### PROMPT
Gather up every line that includes the string "المتنبي".

### PROVIDED DATA
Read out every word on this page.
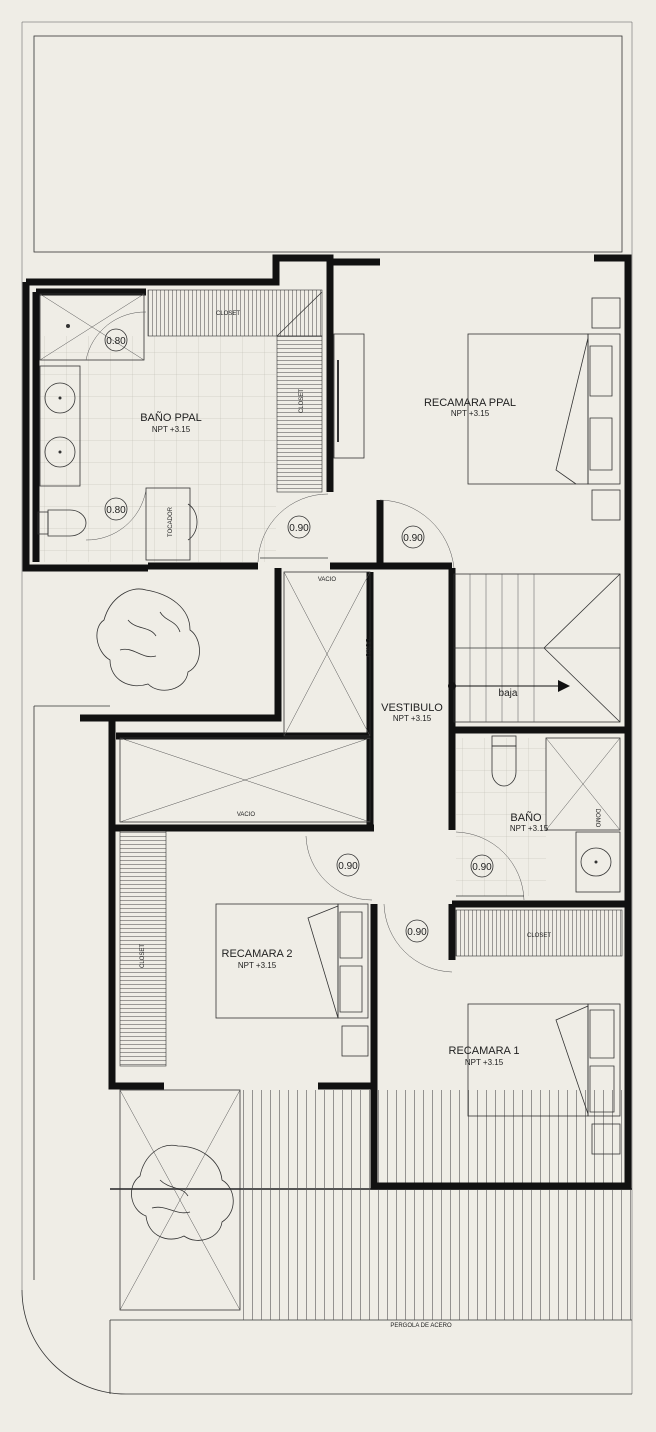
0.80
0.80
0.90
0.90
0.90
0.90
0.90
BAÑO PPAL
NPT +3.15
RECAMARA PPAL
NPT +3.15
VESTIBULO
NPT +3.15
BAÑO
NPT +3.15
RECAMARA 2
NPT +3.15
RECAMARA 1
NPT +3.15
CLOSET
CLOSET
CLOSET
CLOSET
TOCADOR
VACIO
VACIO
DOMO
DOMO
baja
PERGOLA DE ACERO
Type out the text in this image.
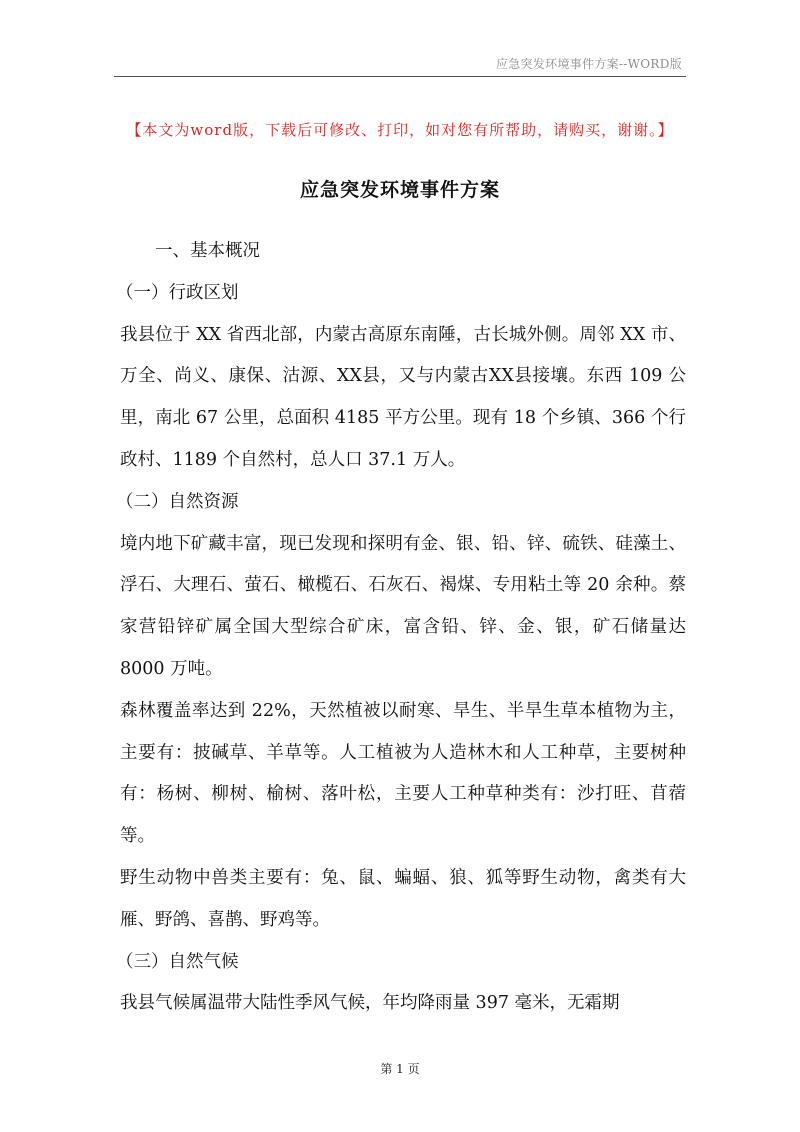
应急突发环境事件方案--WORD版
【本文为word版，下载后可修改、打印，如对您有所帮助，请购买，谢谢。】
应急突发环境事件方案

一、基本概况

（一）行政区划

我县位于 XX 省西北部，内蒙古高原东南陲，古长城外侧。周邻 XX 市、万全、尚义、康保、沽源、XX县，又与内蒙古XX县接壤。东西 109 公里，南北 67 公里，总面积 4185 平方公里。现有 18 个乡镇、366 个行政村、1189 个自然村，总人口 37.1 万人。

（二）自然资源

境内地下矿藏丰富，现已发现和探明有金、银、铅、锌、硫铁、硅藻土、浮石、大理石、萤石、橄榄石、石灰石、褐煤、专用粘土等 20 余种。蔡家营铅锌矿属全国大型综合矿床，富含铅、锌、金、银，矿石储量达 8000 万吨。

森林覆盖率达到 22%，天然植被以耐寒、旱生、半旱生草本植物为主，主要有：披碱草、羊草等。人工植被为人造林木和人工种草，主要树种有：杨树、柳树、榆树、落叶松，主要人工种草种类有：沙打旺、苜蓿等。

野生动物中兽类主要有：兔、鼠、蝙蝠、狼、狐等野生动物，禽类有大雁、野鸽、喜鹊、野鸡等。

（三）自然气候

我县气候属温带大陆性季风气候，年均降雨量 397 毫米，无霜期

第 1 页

--

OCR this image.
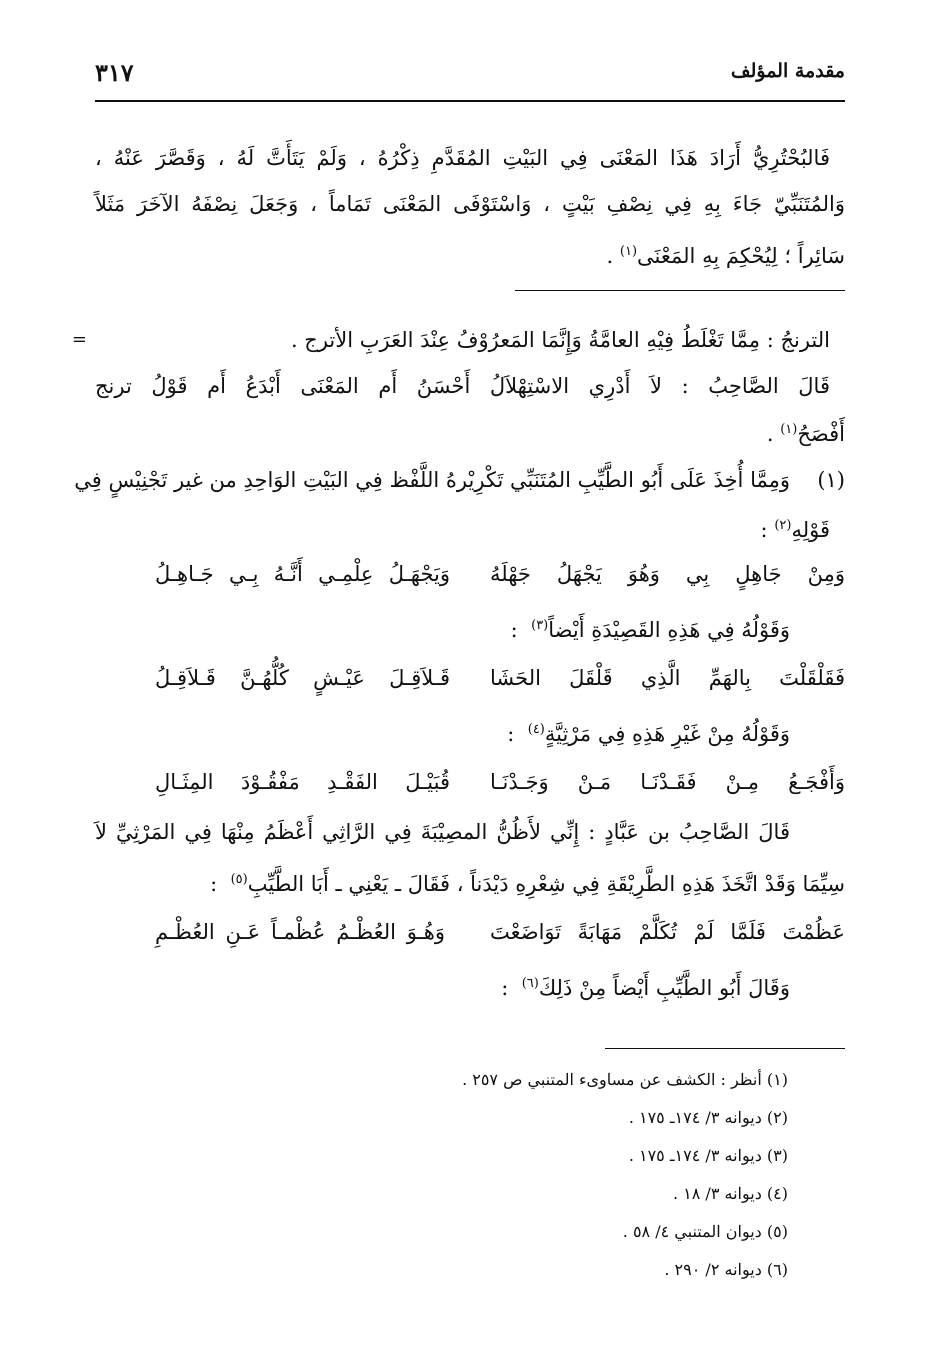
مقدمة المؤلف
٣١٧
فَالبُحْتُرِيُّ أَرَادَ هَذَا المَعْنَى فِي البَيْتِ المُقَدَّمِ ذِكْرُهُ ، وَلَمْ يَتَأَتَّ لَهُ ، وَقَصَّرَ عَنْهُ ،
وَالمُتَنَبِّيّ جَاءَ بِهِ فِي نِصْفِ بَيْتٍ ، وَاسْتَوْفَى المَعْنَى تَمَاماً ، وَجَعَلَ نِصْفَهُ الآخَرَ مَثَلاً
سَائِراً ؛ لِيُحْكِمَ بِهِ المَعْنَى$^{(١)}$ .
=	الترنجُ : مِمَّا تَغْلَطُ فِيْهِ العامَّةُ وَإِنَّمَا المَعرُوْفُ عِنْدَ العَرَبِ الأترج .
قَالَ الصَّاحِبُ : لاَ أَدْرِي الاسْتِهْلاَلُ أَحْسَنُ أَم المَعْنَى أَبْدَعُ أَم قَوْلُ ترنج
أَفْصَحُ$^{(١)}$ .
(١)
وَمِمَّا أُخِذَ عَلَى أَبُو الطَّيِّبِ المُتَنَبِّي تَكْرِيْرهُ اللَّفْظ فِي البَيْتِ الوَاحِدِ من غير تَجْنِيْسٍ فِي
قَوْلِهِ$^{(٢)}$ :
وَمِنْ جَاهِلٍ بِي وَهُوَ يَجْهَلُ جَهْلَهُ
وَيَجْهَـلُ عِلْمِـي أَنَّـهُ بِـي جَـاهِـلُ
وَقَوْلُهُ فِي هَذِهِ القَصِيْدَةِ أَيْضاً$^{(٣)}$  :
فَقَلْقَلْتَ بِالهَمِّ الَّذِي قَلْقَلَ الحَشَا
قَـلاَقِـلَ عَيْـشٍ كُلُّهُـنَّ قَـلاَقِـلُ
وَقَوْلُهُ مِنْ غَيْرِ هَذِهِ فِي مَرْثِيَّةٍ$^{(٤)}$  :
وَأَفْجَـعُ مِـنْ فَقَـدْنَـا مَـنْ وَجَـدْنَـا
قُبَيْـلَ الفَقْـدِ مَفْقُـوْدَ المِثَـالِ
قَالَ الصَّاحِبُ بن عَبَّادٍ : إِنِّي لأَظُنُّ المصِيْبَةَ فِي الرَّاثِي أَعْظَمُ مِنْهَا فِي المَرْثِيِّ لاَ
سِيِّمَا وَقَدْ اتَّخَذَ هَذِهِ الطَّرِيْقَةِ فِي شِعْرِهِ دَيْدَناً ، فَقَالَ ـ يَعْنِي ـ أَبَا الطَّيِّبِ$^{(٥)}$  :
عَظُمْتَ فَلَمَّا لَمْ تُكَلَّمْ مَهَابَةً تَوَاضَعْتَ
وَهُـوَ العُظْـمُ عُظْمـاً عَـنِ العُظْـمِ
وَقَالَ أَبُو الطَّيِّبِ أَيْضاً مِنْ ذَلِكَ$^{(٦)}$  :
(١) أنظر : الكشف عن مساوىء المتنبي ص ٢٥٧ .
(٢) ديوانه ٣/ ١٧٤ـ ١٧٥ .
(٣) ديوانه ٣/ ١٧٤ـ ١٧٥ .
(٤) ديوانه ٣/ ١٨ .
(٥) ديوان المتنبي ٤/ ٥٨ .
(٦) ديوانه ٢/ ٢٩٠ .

### THE REPLY
(١) أنظر : الكشف عن مساوىء المتنبي ص ٢٥٧ .
(٥) ديوان المتنبي ٤/ ٥٨ .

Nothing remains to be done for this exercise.